=== DATA ENTRIES ===
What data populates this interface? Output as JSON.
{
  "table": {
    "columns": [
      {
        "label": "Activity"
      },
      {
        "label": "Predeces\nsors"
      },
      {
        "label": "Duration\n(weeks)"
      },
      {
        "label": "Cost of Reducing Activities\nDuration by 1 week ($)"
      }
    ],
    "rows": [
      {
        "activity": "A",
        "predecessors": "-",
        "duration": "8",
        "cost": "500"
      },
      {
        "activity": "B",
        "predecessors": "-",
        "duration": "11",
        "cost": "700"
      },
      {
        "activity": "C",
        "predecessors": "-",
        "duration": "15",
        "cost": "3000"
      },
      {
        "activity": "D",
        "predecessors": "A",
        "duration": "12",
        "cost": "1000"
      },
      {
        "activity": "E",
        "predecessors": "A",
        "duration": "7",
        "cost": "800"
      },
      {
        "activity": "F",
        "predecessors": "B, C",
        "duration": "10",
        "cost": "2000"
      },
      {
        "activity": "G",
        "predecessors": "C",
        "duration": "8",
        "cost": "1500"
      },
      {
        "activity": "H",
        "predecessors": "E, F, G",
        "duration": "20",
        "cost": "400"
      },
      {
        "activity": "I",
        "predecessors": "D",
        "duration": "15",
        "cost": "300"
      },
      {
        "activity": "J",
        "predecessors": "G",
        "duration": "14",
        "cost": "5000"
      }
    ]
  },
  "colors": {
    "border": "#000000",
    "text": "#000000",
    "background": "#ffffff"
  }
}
===
## TO BE DONE
Every record above must be duplicated exactly.

## IN RESPONSE
What data populates this interface? Output as JSON.
{
  "table": {
    "columns": [
      {
        "label": "Activity"
      },
      {
        "label": "Predeces\nsors"
      },
      {
        "label": "Duration\n(weeks)"
      },
      {
        "label": "Cost of Reducing Activities\nDuration by 1 week ($)"
      }
    ],
    "rows": [
      {
        "activity": "A",
        "predecessors": "-",
        "duration": "8",
        "cost": "500"
      },
      {
        "activity": "B",
        "predecessors": "-",
        "duration": "11",
        "cost": "700"
      },
      {
        "activity": "C",
        "predecessors": "-",
        "duration": "15",
        "cost": "3000"
      },
      {
        "activity": "D",
        "predecessors": "A",
        "duration": "12",
        "cost": "1000"
      },
      {
        "activity": "E",
        "predecessors": "A",
        "duration": "7",
        "cost": "800"
      },
      {
        "activity": "F",
        "predecessors": "B, C",
        "duration": "10",
        "cost": "2000"
      },
      {
        "activity": "G",
        "predecessors": "C",
        "duration": "8",
        "cost": "1500"
      },
      {
        "activity": "H",
        "predecessors": "E, F, G",
        "duration": "20",
        "cost": "400"
      },
      {
        "activity": "I",
        "predecessors": "D",
        "duration": "15",
        "cost": "300"
      },
      {
        "activity": "J",
        "predecessors": "G",
        "duration": "14",
        "cost": "5000"
      }
    ]
  },
  "colors": {
    "border": "#000000",
    "text": "#000000",
    "background": "#ffffff"
  }
}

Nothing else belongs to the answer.